• _RECORD SET_:

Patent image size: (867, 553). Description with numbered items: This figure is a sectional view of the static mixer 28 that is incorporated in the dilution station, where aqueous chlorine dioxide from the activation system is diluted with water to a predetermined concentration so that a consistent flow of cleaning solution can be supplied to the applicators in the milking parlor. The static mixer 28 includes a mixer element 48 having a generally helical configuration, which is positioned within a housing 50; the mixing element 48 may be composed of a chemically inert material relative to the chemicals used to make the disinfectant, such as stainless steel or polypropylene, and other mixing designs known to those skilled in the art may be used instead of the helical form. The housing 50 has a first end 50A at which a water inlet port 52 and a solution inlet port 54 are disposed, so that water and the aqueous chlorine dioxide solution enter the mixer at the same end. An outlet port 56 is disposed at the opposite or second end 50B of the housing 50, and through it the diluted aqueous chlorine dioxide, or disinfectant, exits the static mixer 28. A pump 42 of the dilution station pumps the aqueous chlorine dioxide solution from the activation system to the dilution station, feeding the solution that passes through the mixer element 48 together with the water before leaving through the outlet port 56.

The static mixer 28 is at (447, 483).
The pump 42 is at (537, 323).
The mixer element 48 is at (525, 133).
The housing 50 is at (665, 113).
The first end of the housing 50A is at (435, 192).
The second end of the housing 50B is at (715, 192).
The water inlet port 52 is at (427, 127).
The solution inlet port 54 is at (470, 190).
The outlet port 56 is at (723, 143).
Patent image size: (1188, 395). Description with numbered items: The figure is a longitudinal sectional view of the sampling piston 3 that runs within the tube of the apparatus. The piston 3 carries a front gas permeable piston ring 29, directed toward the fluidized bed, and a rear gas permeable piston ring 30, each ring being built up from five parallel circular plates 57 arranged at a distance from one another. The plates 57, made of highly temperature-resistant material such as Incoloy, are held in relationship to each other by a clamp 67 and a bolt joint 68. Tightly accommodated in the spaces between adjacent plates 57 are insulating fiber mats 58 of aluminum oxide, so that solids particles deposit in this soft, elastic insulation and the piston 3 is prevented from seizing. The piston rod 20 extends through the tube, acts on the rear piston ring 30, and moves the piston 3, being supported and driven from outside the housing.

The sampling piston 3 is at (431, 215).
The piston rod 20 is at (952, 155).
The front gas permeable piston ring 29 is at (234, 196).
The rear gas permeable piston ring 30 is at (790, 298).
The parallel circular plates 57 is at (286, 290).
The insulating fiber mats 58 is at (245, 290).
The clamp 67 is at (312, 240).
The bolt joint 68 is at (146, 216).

• _AIM_: Find every line in the material above that contains the word "fiber", and copy each of those lines in full. Case counts.

• _OUTPUT OF THE TASK_:
Patent image size: (1188, 395). Description with numbered items: The figure is a longitudinal sectional view of the sampling piston 3 that runs within the tube of the apparatus. The piston 3 carries a front gas permeable piston ring 29, directed toward the fluidized bed, and a rear gas permeable piston ring 30, each ring being built up from five parallel circular plates 57 arranged at a distance from one another. The plates 57, made of highly temperature-resistant material such as Incoloy, are held in relationship to each other by a clamp 67 and a bolt joint 68. Tightly accommodated in the spaces between adjacent plates 57 are insulating fiber mats 58 of aluminum oxide, so that solids particles deposit in this soft, elastic insulation and the piston 3 is prevented from seizing. The piston rod 20 extends through the tube, acts on the rear piston ring 30, and moves the piston 3, being supported and driven from outside the housing.
The insulating fiber mats 58 is at (245, 290).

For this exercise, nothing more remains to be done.